** START OF DATA FOR PROCESSING **

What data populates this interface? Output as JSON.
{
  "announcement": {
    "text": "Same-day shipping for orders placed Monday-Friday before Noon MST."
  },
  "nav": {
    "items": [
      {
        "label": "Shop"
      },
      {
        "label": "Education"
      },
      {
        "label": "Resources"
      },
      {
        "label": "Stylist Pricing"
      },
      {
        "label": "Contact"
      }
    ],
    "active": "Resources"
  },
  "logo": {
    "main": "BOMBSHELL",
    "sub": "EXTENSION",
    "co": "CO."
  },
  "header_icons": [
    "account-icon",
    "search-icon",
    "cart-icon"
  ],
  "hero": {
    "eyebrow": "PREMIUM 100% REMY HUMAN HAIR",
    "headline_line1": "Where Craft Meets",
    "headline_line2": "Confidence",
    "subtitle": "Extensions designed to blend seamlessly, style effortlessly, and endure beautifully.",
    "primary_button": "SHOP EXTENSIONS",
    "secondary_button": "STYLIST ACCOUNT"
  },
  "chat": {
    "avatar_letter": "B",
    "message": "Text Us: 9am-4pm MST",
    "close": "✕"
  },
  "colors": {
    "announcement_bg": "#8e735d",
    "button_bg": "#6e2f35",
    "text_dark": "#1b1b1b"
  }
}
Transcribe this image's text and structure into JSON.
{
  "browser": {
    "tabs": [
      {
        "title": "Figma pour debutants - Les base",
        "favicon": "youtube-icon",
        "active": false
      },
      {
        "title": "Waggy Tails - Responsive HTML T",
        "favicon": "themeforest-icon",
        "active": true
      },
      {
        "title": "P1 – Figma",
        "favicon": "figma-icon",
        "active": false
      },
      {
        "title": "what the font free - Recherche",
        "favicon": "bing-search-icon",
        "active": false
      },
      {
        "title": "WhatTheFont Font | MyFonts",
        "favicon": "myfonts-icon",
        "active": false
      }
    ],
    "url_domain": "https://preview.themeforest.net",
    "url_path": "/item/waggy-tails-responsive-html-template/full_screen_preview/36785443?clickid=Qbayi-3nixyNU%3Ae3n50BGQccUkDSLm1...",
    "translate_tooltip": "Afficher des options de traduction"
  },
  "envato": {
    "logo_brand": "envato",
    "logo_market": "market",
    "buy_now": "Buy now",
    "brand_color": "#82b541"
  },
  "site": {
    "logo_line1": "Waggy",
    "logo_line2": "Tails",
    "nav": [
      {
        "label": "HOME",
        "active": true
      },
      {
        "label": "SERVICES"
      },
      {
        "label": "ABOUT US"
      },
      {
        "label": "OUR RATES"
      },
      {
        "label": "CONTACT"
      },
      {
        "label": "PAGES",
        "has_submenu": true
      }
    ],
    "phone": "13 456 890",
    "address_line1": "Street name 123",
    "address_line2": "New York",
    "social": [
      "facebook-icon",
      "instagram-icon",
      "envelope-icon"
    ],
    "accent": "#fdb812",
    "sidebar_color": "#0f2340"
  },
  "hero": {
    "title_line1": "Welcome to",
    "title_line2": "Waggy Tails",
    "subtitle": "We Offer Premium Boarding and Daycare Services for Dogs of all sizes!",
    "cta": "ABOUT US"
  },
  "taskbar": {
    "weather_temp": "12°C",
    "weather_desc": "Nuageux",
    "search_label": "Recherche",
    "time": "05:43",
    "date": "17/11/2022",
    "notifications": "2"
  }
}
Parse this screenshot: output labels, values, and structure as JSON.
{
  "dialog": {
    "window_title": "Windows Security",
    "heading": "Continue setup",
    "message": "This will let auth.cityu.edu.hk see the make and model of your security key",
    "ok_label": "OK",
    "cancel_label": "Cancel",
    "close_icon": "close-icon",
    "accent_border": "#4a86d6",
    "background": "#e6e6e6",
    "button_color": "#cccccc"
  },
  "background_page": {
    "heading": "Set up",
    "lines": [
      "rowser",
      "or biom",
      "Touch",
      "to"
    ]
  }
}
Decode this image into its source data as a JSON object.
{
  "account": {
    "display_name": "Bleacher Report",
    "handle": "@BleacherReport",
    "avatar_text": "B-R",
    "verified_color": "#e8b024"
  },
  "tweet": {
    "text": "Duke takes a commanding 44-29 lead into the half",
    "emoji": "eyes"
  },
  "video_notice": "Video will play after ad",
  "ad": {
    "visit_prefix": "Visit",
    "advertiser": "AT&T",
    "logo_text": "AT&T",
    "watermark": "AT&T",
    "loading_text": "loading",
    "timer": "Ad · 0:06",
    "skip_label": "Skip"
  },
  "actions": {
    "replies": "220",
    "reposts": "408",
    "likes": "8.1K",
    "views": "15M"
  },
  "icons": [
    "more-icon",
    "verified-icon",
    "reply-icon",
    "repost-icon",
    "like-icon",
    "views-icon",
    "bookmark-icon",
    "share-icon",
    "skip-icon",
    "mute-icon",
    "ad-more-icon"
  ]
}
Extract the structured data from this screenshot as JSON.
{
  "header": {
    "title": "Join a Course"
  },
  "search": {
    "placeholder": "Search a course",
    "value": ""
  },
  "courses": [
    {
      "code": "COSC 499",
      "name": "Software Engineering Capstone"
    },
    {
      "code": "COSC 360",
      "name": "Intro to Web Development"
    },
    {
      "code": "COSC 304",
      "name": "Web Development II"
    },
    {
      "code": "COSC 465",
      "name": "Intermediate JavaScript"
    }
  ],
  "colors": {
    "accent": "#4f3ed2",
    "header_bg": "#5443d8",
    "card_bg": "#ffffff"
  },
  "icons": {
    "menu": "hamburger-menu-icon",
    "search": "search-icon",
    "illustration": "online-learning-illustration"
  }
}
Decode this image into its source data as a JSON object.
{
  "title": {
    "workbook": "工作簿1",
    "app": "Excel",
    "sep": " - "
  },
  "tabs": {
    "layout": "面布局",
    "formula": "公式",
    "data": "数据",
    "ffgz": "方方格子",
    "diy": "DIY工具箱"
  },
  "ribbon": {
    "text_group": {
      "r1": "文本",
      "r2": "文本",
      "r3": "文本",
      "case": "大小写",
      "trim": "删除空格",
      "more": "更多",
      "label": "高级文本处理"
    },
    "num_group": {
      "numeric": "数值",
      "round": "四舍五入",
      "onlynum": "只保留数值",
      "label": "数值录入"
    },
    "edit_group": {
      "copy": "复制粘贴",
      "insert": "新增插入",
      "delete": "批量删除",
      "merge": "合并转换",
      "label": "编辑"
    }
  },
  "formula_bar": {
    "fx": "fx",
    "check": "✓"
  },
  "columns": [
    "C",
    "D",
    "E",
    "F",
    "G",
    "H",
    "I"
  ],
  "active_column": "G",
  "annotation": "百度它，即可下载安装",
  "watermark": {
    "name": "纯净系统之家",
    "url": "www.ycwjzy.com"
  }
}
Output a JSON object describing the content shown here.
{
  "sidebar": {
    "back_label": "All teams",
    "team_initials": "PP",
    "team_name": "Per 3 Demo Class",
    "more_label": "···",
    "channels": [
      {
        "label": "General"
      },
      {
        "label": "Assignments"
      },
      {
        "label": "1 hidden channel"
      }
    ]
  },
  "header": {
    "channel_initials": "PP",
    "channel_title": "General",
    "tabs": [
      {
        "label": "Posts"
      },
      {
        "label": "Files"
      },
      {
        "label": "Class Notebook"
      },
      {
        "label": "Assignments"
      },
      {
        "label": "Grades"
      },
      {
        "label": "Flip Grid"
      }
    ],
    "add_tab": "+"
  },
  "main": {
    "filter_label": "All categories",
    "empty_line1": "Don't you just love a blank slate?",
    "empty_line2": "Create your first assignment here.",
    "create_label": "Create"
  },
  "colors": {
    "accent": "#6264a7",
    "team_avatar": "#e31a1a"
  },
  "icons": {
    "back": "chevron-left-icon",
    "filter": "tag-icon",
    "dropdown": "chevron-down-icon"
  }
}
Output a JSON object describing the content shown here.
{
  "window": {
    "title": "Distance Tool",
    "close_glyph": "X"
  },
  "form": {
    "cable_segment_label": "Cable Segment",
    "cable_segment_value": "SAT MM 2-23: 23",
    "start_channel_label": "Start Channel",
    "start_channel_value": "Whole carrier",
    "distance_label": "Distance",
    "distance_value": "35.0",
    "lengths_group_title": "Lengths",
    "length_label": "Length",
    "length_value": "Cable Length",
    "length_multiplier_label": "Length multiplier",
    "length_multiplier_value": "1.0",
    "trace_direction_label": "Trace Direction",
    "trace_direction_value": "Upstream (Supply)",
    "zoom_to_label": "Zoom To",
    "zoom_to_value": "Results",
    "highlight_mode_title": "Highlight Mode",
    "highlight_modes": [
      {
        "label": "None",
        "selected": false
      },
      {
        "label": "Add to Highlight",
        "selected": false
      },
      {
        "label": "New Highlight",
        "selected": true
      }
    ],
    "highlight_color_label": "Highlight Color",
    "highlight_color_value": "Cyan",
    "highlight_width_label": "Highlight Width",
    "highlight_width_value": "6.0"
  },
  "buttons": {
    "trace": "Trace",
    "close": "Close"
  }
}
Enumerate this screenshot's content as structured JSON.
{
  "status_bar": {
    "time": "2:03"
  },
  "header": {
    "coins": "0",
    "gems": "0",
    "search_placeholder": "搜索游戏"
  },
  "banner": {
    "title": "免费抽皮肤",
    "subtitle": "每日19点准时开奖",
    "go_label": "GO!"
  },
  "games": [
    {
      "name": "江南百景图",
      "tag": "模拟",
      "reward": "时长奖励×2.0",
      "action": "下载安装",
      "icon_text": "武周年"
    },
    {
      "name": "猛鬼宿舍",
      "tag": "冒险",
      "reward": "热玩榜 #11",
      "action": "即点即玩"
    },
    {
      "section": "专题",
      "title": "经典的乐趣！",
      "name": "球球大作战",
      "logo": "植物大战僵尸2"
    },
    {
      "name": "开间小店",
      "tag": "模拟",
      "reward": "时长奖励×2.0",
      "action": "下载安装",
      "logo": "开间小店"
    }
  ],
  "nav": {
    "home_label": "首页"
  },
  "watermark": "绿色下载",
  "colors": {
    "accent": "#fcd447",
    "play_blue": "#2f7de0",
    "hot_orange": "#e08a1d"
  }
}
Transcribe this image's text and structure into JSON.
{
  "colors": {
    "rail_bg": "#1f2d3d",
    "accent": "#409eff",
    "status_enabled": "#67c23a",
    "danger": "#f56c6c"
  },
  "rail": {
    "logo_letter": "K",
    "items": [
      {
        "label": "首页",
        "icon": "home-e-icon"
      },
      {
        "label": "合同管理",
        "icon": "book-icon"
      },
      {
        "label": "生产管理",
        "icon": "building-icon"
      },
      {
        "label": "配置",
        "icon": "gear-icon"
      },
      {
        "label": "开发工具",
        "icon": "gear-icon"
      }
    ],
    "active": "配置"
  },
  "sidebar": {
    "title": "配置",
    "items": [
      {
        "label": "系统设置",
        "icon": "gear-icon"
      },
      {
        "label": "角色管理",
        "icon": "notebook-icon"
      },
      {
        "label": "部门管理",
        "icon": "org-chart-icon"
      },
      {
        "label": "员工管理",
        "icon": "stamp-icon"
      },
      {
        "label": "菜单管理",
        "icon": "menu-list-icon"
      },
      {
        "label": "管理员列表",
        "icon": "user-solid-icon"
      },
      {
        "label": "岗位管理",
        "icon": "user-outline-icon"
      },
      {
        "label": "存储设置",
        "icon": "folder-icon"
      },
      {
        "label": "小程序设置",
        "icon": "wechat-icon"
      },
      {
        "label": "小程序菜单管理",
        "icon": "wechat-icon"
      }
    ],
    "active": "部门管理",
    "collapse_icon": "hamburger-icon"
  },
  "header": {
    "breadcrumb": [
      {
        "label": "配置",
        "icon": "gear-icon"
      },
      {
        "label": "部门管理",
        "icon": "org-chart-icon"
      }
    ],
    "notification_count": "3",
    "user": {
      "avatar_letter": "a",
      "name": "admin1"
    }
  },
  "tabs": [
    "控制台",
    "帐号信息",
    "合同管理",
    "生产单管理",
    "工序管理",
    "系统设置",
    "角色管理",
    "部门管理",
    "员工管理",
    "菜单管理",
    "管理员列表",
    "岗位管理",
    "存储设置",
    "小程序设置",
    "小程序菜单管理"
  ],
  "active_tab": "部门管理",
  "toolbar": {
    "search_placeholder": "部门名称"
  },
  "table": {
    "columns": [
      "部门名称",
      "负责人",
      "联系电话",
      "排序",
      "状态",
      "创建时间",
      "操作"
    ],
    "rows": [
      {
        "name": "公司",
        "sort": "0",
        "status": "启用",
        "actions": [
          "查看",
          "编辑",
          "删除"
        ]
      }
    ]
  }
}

** END OF DATA FOR PROCESSING **

Report all lines of the data that include the word "themeforest".

        "favicon": "themeforest-icon",
    "url_domain": "https://preview.themeforest.net",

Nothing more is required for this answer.